---- Input for this task

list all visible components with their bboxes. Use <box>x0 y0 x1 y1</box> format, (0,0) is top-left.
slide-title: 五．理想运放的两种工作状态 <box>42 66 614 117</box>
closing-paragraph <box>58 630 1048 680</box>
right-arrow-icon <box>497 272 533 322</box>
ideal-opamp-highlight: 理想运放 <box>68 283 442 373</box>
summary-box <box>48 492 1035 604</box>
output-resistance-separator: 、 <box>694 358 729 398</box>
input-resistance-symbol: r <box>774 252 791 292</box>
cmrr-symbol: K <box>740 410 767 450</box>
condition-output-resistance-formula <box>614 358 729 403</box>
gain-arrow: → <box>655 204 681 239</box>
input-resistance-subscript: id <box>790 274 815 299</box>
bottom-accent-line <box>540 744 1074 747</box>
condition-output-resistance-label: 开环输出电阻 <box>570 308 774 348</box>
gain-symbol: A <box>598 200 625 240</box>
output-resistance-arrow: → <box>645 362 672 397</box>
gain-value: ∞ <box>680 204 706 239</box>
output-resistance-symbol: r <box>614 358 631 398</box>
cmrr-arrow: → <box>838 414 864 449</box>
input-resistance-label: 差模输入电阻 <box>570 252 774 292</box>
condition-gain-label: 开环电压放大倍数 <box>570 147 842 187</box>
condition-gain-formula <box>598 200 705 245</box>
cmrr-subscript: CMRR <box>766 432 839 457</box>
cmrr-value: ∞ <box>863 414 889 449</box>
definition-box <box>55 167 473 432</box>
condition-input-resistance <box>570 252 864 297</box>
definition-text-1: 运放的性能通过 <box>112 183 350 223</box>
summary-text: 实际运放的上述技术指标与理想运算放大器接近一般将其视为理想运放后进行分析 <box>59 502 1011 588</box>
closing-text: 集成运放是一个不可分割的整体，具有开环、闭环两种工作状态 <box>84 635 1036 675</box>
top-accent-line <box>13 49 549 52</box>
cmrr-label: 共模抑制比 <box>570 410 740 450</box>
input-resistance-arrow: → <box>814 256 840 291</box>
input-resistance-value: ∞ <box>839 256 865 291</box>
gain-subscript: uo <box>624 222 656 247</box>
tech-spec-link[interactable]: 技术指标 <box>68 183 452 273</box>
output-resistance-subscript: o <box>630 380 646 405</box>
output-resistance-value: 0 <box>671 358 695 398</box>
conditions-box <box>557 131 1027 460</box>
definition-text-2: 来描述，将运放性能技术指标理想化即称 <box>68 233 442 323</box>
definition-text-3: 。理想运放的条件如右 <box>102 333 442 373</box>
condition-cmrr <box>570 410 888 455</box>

--------

#### [Task to complete]
Copy every line of the records above word for word, with no changes.

#### [Task result]
list all visible components with their bboxes. Use <box>x0 y0 x1 y1</box> format, (0,0) is top-left.
slide-title: 五．理想运放的两种工作状态 <box>42 66 614 117</box>
closing-paragraph <box>58 630 1048 680</box>
right-arrow-icon <box>497 272 533 322</box>
ideal-opamp-highlight: 理想运放 <box>68 283 442 373</box>
summary-box <box>48 492 1035 604</box>
output-resistance-separator: 、 <box>694 358 729 398</box>
input-resistance-symbol: r <box>774 252 791 292</box>
cmrr-symbol: K <box>740 410 767 450</box>
condition-output-resistance-formula <box>614 358 729 403</box>
gain-arrow: → <box>655 204 681 239</box>
input-resistance-subscript: id <box>790 274 815 299</box>
bottom-accent-line <box>540 744 1074 747</box>
condition-output-resistance-label: 开环输出电阻 <box>570 308 774 348</box>
gain-symbol: A <box>598 200 625 240</box>
output-resistance-arrow: → <box>645 362 672 397</box>
gain-value: ∞ <box>680 204 706 239</box>
output-resistance-symbol: r <box>614 358 631 398</box>
cmrr-arrow: → <box>838 414 864 449</box>
input-resistance-label: 差模输入电阻 <box>570 252 774 292</box>
condition-gain-label: 开环电压放大倍数 <box>570 147 842 187</box>
condition-gain-formula <box>598 200 705 245</box>
cmrr-subscript: CMRR <box>766 432 839 457</box>
cmrr-value: ∞ <box>863 414 889 449</box>
definition-box <box>55 167 473 432</box>
condition-input-resistance <box>570 252 864 297</box>
definition-text-1: 运放的性能通过 <box>112 183 350 223</box>
summary-text: 实际运放的上述技术指标与理想运算放大器接近一般将其视为理想运放后进行分析 <box>59 502 1011 588</box>
closing-text: 集成运放是一个不可分割的整体，具有开环、闭环两种工作状态 <box>84 635 1036 675</box>
top-accent-line <box>13 49 549 52</box>
cmrr-label: 共模抑制比 <box>570 410 740 450</box>
input-resistance-arrow: → <box>814 256 840 291</box>
input-resistance-value: ∞ <box>839 256 865 291</box>
gain-subscript: uo <box>624 222 656 247</box>
tech-spec-link[interactable]: 技术指标 <box>68 183 452 273</box>
output-resistance-subscript: o <box>630 380 646 405</box>
output-resistance-value: 0 <box>671 358 695 398</box>
conditions-box <box>557 131 1027 460</box>
definition-text-2: 来描述，将运放性能技术指标理想化即称 <box>68 233 442 323</box>
definition-text-3: 。理想运放的条件如右 <box>102 333 442 373</box>
condition-cmrr <box>570 410 888 455</box>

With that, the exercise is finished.